# The task
Each line of the material below should be reproduced exactly.

# Dataset excerpts
○ ○ ○ ○ ○

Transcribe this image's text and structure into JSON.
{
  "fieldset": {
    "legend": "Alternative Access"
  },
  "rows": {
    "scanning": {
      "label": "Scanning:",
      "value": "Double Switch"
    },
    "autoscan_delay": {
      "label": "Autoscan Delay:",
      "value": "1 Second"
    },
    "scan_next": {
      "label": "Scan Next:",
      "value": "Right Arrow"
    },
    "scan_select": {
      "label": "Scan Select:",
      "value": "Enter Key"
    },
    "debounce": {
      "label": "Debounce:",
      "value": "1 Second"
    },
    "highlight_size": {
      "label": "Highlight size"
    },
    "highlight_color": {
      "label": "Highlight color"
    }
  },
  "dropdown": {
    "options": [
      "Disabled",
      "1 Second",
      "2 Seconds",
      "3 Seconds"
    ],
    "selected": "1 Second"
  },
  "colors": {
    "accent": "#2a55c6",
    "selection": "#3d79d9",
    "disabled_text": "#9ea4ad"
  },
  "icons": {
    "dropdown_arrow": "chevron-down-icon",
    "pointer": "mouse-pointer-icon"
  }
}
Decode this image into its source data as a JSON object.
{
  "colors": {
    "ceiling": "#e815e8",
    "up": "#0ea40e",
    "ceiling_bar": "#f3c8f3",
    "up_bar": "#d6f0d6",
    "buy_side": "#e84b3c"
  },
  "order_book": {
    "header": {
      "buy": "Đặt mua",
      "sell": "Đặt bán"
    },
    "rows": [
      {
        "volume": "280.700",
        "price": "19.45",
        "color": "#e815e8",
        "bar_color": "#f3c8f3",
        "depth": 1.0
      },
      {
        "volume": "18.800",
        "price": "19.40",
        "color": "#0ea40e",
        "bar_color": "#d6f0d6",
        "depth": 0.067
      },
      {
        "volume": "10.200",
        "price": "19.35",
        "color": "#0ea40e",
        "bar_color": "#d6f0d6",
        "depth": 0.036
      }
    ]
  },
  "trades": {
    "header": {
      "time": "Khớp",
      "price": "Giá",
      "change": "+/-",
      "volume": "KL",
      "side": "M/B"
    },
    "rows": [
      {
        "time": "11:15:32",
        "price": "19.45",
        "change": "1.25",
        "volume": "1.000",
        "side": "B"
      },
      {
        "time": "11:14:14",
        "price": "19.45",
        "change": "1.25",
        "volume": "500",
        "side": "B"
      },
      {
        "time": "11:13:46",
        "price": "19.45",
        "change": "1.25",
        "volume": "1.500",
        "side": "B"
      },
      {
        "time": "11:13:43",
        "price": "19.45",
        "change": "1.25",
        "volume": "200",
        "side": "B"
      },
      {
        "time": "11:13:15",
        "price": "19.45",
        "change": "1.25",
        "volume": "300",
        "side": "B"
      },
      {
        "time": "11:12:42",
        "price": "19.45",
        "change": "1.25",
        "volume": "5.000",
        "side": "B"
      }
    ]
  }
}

○ ○ ○ ○ ○

# Result
Transcribe this image's text and structure into JSON.
{
  "fieldset": {
    "legend": "Alternative Access"
  },
  "rows": {
    "scanning": {
      "label": "Scanning:",
      "value": "Double Switch"
    },
    "autoscan_delay": {
      "label": "Autoscan Delay:",
      "value": "1 Second"
    },
    "scan_next": {
      "label": "Scan Next:",
      "value": "Right Arrow"
    },
    "scan_select": {
      "label": "Scan Select:",
      "value": "Enter Key"
    },
    "debounce": {
      "label": "Debounce:",
      "value": "1 Second"
    },
    "highlight_size": {
      "label": "Highlight size"
    },
    "highlight_color": {
      "label": "Highlight color"
    }
  },
  "dropdown": {
    "options": [
      "Disabled",
      "1 Second",
      "2 Seconds",
      "3 Seconds"
    ],
    "selected": "1 Second"
  },
  "colors": {
    "accent": "#2a55c6",
    "selection": "#3d79d9",
    "disabled_text": "#9ea4ad"
  },
  "icons": {
    "dropdown_arrow": "chevron-down-icon",
    "pointer": "mouse-pointer-icon"
  }
}
Decode this image into its source data as a JSON object.
{
  "colors": {
    "ceiling": "#e815e8",
    "up": "#0ea40e",
    "ceiling_bar": "#f3c8f3",
    "up_bar": "#d6f0d6",
    "buy_side": "#e84b3c"
  },
  "order_book": {
    "header": {
      "buy": "Đặt mua",
      "sell": "Đặt bán"
    },
    "rows": [
      {
        "volume": "280.700",
        "price": "19.45",
        "color": "#e815e8",
        "bar_color": "#f3c8f3",
        "depth": 1.0
      },
      {
        "volume": "18.800",
        "price": "19.40",
        "color": "#0ea40e",
        "bar_color": "#d6f0d6",
        "depth": 0.067
      },
      {
        "volume": "10.200",
        "price": "19.35",
        "color": "#0ea40e",
        "bar_color": "#d6f0d6",
        "depth": 0.036
      }
    ]
  },
  "trades": {
    "header": {
      "time": "Khớp",
      "price": "Giá",
      "change": "+/-",
      "volume": "KL",
      "side": "M/B"
    },
    "rows": [
      {
        "time": "11:15:32",
        "price": "19.45",
        "change": "1.25",
        "volume": "1.000",
        "side": "B"
      },
      {
        "time": "11:14:14",
        "price": "19.45",
        "change": "1.25",
        "volume": "500",
        "side": "B"
      },
      {
        "time": "11:13:46",
        "price": "19.45",
        "change": "1.25",
        "volume": "1.500",
        "side": "B"
      },
      {
        "time": "11:13:43",
        "price": "19.45",
        "change": "1.25",
        "volume": "200",
        "side": "B"
      },
      {
        "time": "11:13:15",
        "price": "19.45",
        "change": "1.25",
        "volume": "300",
        "side": "B"
      },
      {
        "time": "11:12:42",
        "price": "19.45",
        "change": "1.25",
        "volume": "5.000",
        "side": "B"
      }
    ]
  }
}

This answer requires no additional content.